Required work |
Which lines hold the word "memories"? Copy each of them.

** START Excerpted records **

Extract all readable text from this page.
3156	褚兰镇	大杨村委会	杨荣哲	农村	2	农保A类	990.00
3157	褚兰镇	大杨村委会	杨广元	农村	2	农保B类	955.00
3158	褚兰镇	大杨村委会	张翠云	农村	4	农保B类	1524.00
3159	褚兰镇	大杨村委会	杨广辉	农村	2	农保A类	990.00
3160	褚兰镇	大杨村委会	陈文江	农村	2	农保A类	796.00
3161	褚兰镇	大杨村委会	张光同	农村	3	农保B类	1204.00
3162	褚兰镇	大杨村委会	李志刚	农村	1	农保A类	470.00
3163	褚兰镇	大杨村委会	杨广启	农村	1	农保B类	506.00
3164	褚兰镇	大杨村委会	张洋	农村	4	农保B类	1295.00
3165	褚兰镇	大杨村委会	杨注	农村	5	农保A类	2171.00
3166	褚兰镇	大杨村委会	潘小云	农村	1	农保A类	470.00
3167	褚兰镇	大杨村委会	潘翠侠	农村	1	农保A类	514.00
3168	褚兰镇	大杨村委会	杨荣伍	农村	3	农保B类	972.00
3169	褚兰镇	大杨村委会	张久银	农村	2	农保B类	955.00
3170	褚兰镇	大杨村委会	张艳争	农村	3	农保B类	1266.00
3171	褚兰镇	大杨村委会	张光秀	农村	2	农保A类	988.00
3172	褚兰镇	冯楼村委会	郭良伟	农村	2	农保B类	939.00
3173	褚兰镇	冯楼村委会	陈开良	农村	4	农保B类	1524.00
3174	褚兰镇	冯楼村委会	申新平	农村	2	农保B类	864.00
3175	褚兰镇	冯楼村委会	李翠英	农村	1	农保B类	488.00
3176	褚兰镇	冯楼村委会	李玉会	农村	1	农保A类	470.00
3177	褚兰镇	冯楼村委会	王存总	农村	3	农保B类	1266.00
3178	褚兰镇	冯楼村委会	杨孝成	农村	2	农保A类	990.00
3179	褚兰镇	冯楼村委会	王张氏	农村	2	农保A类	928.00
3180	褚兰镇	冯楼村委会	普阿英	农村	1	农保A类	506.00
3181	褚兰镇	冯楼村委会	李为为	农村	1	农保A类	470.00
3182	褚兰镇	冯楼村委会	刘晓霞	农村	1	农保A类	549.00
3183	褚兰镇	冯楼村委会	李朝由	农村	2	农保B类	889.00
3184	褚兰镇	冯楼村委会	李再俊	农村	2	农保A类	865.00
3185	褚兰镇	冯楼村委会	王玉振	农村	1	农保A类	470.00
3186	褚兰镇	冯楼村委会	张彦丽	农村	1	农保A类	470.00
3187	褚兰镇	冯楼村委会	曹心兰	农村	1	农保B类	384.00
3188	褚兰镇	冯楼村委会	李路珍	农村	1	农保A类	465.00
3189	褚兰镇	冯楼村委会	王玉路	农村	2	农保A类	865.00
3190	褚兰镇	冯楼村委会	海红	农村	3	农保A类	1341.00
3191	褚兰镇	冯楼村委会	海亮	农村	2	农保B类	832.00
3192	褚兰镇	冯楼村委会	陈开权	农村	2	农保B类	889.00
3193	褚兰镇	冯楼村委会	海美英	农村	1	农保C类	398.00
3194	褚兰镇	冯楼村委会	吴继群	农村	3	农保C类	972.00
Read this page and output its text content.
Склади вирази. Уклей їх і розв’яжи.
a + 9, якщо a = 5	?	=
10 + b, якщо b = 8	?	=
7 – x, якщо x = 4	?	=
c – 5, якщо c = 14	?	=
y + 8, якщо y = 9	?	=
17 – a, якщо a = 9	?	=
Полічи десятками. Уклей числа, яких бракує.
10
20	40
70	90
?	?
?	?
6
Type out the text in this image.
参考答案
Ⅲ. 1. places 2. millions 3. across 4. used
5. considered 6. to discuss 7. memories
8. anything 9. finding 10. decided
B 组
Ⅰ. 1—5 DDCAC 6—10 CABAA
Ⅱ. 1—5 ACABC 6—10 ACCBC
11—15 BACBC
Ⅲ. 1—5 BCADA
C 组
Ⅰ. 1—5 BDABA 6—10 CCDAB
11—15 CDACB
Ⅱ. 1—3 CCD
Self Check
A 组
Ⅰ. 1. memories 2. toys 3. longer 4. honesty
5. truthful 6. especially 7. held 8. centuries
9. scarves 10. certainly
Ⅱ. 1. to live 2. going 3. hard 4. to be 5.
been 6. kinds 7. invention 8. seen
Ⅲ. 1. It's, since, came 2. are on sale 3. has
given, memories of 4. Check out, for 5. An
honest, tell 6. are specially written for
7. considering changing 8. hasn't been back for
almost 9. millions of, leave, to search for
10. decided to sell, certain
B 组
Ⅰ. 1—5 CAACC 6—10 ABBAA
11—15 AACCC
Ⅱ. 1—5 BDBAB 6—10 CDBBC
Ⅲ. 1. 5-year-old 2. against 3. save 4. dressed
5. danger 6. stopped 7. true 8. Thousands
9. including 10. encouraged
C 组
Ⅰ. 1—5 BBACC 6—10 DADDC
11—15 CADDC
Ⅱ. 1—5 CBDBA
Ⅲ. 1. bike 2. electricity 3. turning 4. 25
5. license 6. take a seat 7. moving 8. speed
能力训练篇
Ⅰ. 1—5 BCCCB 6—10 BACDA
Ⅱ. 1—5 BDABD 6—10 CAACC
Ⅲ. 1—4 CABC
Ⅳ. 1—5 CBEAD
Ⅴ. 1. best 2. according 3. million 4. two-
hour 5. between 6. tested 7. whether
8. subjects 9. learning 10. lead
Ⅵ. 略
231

** END Excerpted records **

Result for this exercise |
5. considered 6. to discuss 7. memories
Ⅰ. 1. memories 2. toys 3. longer 4. honesty
given, memories of 4. Check out, for 5. An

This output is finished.